REQUIREMENT
The records below must be written out exactly, with every picture left behind.

________________________

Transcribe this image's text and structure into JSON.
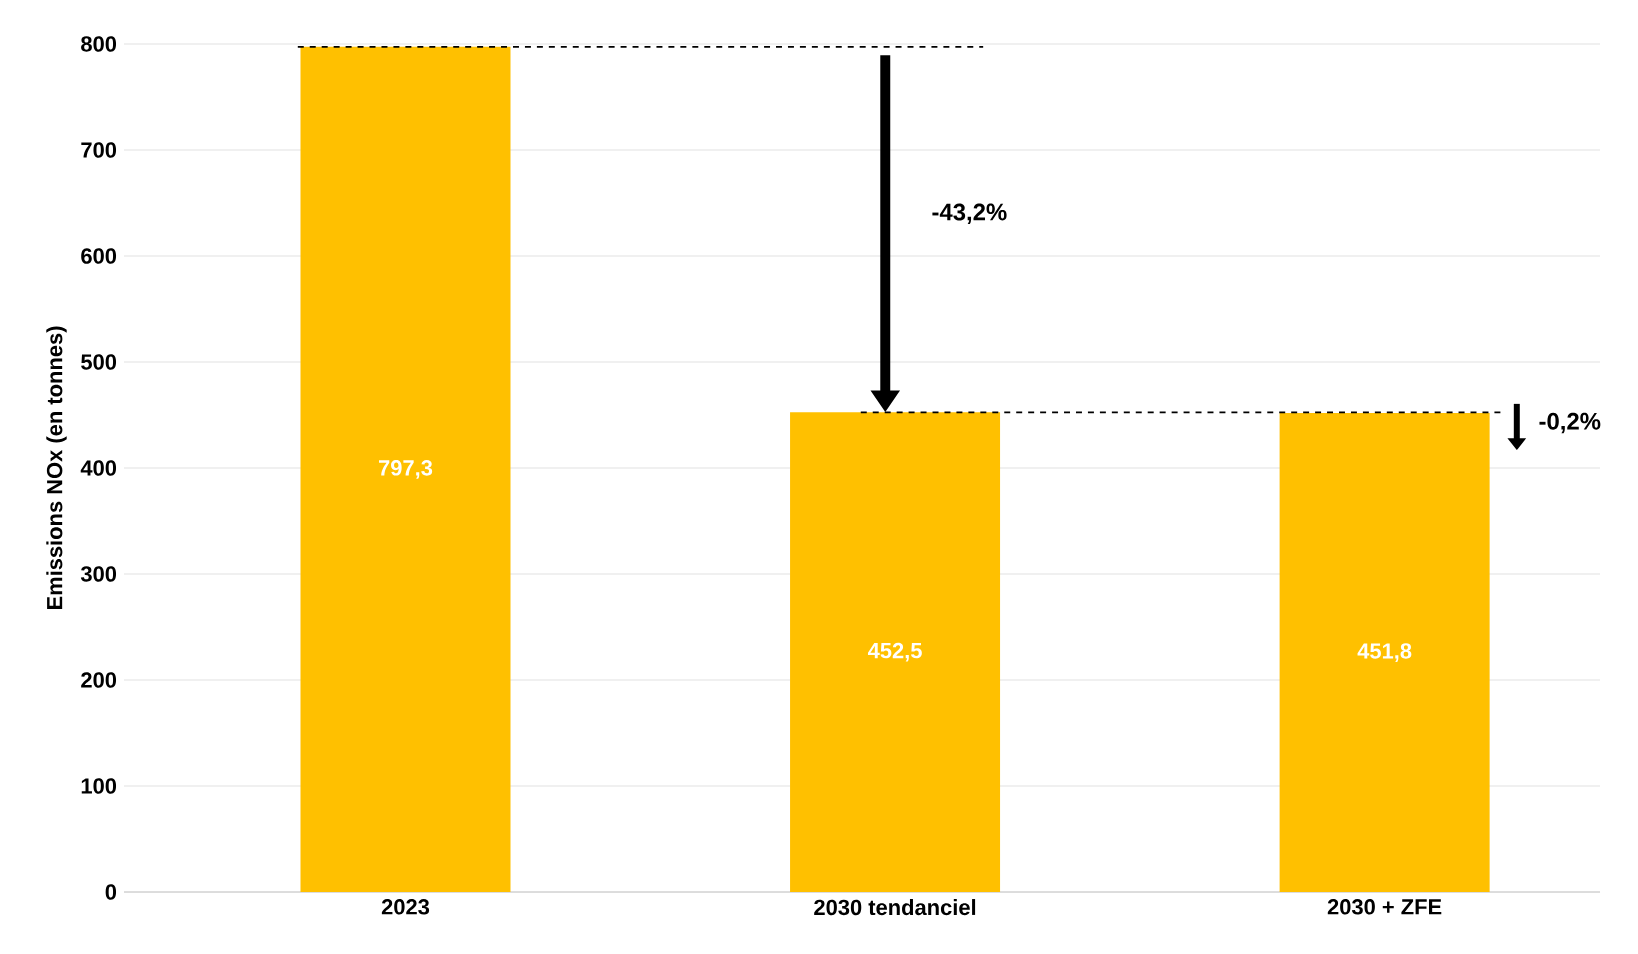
{
  "chart_data": {
    "type": "bar",
    "ylabel": "Emissions NOx (en tonnes)",
    "categories": [
      "2023",
      "2030 tendanciel",
      "2030 + ZFE"
    ],
    "values": [
      797.3,
      452.5,
      451.8
    ],
    "value_labels": [
      "797,3",
      "452,5",
      "451,8"
    ],
    "color": "#ffc000",
    "ylim": [
      0,
      800
    ],
    "yticks": [
      0,
      100,
      200,
      300,
      400,
      500,
      600,
      700,
      800
    ],
    "grid": "y",
    "ref_lines": [
      {
        "axis": "y",
        "value": 797.3,
        "line_style": "dashed"
      },
      {
        "axis": "y",
        "value": 452.5,
        "line_style": "dashed"
      }
    ],
    "annotations": [
      "-43,2%",
      "-0,2%"
    ]
  }
}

________________________

RESULT FOR THIS TASK
Transcribe this image's text and structure into JSON.
{
  "chart_data": {
    "type": "bar",
    "ylabel": "Emissions NOx (en tonnes)",
    "categories": [
      "2023",
      "2030 tendanciel",
      "2030 + ZFE"
    ],
    "values": [
      797.3,
      452.5,
      451.8
    ],
    "value_labels": [
      "797,3",
      "452,5",
      "451,8"
    ],
    "color": "#ffc000",
    "ylim": [
      0,
      800
    ],
    "yticks": [
      0,
      100,
      200,
      300,
      400,
      500,
      600,
      700,
      800
    ],
    "grid": "y",
    "ref_lines": [
      {
        "axis": "y",
        "value": 797.3,
        "line_style": "dashed"
      },
      {
        "axis": "y",
        "value": 452.5,
        "line_style": "dashed"
      }
    ],
    "annotations": [
      "-43,2%",
      "-0,2%"
    ]
  }
}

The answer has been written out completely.